** Registros del conjunto de datos **
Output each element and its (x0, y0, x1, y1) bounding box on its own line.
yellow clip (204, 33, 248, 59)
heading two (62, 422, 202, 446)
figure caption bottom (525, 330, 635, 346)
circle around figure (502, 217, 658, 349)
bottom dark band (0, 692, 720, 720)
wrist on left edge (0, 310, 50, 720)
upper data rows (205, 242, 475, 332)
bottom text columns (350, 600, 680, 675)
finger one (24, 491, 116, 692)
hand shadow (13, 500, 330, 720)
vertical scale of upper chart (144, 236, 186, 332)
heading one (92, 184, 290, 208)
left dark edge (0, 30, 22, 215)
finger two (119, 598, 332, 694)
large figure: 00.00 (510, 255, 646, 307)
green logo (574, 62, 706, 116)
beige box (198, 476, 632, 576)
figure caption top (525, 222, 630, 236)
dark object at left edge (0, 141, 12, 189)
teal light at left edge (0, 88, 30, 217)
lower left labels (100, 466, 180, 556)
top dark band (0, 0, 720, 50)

** Qué harás **
Recopila todas las líneas de los registros que contengan la cadena "heading", distinguiendo entre mayúsculas y minúsculas.

** Solución completa **
heading two (62, 422, 202, 446)
heading one (92, 184, 290, 208)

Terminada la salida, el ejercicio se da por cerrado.